** BEGIN DATA SUPPLIED **

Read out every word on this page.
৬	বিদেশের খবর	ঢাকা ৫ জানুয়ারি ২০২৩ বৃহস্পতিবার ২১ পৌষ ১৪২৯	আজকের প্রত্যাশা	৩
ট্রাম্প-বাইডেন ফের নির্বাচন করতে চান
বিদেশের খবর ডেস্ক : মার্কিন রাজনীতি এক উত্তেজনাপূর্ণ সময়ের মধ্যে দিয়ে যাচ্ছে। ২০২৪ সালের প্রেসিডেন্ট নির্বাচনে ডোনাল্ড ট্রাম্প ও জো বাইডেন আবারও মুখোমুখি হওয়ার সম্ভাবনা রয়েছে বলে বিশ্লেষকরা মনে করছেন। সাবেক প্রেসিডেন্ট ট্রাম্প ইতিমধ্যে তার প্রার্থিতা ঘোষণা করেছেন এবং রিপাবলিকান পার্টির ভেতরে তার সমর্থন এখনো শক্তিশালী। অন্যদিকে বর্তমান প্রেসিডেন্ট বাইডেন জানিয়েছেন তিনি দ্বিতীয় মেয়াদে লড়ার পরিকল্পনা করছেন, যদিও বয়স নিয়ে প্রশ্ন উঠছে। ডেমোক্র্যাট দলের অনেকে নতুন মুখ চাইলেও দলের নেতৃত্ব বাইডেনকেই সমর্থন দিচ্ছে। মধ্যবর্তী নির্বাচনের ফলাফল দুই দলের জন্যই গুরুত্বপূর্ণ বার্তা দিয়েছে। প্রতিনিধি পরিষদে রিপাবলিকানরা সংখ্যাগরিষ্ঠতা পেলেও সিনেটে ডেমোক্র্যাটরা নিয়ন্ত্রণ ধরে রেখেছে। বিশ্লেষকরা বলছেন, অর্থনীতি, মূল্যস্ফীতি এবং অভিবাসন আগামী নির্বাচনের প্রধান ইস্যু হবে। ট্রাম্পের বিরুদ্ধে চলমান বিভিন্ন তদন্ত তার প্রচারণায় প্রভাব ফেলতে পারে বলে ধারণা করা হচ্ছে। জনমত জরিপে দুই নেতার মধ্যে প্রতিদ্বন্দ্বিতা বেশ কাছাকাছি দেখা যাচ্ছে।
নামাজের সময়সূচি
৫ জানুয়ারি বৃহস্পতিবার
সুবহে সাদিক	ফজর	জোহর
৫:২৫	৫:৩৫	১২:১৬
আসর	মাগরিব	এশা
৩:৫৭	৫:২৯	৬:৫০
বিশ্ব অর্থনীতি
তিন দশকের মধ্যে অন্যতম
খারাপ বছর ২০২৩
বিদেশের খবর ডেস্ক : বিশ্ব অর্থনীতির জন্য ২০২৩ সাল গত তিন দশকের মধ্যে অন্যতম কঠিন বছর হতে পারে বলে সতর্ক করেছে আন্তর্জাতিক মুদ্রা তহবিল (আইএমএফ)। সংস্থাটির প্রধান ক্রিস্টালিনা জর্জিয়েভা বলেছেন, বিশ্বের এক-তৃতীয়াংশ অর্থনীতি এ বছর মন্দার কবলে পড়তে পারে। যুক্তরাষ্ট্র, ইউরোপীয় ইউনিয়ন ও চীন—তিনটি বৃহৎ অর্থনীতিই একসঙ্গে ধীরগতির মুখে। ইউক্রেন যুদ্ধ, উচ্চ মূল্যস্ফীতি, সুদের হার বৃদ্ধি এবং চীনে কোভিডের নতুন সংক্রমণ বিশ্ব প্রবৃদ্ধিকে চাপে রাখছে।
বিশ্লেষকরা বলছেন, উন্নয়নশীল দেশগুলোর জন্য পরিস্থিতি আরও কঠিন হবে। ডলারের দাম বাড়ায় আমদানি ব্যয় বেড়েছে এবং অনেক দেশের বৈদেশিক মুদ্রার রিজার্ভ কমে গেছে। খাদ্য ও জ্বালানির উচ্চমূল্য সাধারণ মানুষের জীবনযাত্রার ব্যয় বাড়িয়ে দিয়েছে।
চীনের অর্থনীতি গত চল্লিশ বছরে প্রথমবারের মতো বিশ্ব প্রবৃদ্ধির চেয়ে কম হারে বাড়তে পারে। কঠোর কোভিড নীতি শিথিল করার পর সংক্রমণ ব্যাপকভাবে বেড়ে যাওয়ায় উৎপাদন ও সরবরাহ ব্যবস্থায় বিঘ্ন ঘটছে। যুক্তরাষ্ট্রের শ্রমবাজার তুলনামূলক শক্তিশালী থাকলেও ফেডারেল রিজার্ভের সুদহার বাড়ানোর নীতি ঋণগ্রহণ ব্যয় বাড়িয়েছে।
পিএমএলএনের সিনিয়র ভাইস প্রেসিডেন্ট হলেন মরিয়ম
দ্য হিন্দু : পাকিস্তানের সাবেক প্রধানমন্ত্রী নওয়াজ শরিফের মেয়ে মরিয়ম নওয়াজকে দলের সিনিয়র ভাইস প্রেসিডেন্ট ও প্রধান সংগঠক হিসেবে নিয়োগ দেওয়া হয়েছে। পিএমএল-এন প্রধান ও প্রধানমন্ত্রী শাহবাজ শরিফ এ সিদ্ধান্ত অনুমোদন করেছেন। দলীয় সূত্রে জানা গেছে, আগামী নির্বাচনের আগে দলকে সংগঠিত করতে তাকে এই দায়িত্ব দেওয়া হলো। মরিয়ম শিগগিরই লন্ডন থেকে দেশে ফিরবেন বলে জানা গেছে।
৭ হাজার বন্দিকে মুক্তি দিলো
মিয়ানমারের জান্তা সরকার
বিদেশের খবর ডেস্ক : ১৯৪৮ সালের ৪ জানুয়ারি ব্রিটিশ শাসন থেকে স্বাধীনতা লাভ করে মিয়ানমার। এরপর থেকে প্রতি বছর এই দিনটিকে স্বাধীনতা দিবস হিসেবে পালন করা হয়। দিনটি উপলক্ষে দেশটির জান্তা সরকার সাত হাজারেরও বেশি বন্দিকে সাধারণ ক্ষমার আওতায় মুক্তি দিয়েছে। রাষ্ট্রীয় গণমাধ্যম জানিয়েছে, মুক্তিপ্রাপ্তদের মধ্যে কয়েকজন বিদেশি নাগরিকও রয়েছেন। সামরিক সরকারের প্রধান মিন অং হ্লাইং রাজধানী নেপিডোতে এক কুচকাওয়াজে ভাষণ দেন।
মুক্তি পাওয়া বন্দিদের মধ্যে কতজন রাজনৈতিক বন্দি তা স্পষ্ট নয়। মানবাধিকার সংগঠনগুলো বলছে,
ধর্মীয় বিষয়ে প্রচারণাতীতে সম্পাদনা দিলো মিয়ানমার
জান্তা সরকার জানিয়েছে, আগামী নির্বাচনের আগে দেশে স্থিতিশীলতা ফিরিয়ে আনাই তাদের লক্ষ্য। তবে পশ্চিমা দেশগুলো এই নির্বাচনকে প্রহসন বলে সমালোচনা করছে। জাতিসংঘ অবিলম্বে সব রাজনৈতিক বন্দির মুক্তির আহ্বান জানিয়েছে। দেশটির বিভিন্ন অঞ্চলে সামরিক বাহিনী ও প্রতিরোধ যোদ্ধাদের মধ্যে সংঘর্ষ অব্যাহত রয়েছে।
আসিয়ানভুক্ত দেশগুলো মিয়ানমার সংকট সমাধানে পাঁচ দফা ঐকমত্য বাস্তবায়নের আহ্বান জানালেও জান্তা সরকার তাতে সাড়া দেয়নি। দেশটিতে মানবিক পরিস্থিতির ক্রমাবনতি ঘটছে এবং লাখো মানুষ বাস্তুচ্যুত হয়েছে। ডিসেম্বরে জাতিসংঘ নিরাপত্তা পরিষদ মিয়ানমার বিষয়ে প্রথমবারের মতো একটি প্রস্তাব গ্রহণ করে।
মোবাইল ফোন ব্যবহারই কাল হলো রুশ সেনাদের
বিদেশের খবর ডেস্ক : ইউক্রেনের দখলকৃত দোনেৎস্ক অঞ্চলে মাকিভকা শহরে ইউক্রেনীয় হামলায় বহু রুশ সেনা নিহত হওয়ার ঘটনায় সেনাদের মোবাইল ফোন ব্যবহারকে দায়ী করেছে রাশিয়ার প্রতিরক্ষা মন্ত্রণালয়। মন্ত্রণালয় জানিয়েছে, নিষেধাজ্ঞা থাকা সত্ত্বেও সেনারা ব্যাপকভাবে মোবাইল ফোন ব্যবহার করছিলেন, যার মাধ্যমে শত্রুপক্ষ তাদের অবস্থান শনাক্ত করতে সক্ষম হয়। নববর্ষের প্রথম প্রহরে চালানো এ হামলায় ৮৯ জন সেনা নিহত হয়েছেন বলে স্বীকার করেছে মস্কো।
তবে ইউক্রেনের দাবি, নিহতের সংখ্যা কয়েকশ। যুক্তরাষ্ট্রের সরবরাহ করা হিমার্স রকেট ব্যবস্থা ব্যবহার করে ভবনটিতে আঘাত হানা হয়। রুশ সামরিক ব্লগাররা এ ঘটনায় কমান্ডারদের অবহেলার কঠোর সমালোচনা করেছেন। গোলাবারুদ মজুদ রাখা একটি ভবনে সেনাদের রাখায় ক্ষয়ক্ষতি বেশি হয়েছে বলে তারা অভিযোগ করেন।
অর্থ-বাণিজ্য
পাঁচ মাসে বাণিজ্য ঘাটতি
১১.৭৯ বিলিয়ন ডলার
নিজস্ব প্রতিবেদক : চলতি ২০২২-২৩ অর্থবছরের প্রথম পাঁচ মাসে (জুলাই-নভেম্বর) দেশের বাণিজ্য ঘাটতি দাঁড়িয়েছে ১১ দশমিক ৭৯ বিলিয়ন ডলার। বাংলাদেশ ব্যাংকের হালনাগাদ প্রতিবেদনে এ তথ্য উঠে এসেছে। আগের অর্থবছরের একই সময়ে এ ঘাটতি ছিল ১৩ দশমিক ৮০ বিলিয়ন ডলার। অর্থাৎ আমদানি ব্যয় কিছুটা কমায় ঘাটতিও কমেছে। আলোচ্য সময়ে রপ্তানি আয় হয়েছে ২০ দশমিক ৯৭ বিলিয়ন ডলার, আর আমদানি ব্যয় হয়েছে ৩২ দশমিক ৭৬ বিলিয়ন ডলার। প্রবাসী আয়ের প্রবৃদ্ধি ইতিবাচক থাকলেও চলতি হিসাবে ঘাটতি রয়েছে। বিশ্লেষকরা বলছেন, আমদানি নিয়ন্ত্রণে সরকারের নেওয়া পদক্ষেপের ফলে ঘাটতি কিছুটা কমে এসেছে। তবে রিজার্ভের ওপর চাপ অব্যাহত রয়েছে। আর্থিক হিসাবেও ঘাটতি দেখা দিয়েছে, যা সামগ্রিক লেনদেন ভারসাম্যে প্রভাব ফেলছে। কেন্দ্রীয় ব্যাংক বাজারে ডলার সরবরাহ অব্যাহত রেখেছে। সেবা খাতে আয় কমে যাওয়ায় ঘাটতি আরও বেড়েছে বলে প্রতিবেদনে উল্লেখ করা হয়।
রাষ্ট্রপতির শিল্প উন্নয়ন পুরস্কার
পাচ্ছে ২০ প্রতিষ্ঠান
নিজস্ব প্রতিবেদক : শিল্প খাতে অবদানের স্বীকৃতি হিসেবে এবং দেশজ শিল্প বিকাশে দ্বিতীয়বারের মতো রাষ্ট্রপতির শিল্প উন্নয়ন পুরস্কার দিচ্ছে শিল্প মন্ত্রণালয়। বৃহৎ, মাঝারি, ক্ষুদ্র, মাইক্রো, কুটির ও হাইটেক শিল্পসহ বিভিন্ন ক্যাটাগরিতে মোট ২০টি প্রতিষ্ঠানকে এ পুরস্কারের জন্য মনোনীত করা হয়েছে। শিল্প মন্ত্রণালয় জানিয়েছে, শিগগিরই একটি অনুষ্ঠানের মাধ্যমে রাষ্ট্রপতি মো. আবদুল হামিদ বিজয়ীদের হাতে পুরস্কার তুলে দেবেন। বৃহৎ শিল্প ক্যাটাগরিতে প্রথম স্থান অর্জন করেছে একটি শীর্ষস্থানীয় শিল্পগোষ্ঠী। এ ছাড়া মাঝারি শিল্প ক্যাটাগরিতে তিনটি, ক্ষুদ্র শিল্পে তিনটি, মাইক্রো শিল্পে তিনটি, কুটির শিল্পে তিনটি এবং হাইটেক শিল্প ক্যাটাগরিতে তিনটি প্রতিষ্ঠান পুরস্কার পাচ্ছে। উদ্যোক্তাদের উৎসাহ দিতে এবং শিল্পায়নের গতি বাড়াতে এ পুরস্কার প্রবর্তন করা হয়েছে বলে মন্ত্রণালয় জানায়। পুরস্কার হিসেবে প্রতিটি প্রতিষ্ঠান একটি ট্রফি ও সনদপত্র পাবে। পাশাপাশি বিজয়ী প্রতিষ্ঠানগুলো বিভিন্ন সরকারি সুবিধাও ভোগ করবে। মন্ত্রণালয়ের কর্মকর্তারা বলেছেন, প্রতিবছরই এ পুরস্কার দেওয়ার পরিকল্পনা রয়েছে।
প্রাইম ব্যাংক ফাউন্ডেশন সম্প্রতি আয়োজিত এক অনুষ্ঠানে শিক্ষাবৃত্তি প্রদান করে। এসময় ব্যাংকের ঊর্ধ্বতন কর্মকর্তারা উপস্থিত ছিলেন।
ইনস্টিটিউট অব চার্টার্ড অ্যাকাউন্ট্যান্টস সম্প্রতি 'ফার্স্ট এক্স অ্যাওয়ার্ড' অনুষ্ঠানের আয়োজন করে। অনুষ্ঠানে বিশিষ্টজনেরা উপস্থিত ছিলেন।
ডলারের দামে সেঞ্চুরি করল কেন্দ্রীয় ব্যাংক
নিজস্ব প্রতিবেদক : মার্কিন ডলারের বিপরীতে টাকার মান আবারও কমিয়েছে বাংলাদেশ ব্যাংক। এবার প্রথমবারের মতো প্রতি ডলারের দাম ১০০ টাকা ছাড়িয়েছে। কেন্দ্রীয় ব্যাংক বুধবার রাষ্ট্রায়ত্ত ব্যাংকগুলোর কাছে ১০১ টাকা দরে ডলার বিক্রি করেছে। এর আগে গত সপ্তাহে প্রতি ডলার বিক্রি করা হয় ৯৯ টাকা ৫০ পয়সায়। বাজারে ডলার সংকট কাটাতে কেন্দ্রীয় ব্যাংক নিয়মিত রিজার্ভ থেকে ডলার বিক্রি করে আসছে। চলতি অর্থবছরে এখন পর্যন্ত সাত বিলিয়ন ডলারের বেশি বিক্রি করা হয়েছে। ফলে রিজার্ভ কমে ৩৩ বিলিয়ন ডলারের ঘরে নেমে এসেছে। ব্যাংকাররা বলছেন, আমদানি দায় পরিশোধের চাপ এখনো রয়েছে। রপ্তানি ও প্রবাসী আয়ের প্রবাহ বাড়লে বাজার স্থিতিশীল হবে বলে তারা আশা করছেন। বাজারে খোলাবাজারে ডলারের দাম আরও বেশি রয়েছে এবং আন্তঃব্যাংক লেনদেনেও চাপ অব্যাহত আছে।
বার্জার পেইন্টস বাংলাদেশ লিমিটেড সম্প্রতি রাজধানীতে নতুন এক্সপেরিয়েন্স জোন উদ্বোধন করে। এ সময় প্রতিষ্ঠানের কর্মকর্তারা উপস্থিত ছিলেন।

** END DATA SUPPLIED **

- [EXERCISE DETAILS]
Go through the records and show every line with the string "রথমব" in it.

- [CORRECT OUTPUT]
চীনের অর্থনীতি গত চল্লিশ বছরে প্রথমবারের মতো বিশ্ব প্রবৃদ্ধির চেয়ে কম হারে বাড়তে পারে। কঠোর কোভিড নীতি শিথিল করার পর সংক্রমণ ব্যাপকভাবে বেড়ে যাওয়ায় উৎপাদন ও সরবরাহ ব্যবস্থায় বিঘ্ন ঘটছে। যুক্তরাষ্ট্রের শ্রমবাজার তুলনামূলক শক্তিশালী থাকলেও ফেডারেল রিজার্ভের সুদহার বাড়ানোর নীতি ঋণগ্রহণ ব্যয় বাড়িয়েছে।
আসিয়ানভুক্ত দেশগুলো মিয়ানমার সংকট সমাধানে পাঁচ দফা ঐকমত্য বাস্তবায়নের আহ্বান জানালেও জান্তা সরকার তাতে সাড়া দেয়নি। দেশটিতে মানবিক পরিস্থিতির ক্রমাবনতি ঘটছে এবং লাখো মানুষ বাস্তুচ্যুত হয়েছে। ডিসেম্বরে জাতিসংঘ নিরাপত্তা পরিষদ মিয়ানমার বিষয়ে প্রথমবারের মতো একটি প্রস্তাব গ্রহণ করে।
নিজস্ব প্রতিবেদক : মার্কিন ডলারের বিপরীতে টাকার মান আবারও কমিয়েছে বাংলাদেশ ব্যাংক। এবার প্রথমবারের মতো প্রতি ডলারের দাম ১০০ টাকা ছাড়িয়েছে। কেন্দ্রীয় ব্যাংক বুধবার রাষ্ট্রায়ত্ত ব্যাংকগুলোর কাছে ১০১ টাকা দরে ডলার বিক্রি করেছে। এর আগে গত সপ্তাহে প্রতি ডলার বিক্রি করা হয় ৯৯ টাকা ৫০ পয়সায়। বাজারে ডলার সংকট কাটাতে কেন্দ্রীয় ব্যাংক নিয়মিত রিজার্ভ থেকে ডলার বিক্রি করে আসছে। চলতি অর্থবছরে এখন পর্যন্ত সাত বিলিয়ন ডলারের বেশি বিক্রি করা হয়েছে। ফলে রিজার্ভ কমে ৩৩ বিলিয়ন ডলারের ঘরে নেমে এসেছে। ব্যাংকাররা বলছেন, আমদানি দায় পরিশোধের চাপ এখনো রয়েছে। রপ্তানি ও প্রবাসী আয়ের প্রবাহ বাড়লে বাজার স্থিতিশীল হবে বলে তারা আশা করছেন। বাজারে খোলাবাজারে ডলারের দাম আরও বেশি রয়েছে এবং আন্তঃব্যাংক লেনদেনেও চাপ অব্যাহত আছে।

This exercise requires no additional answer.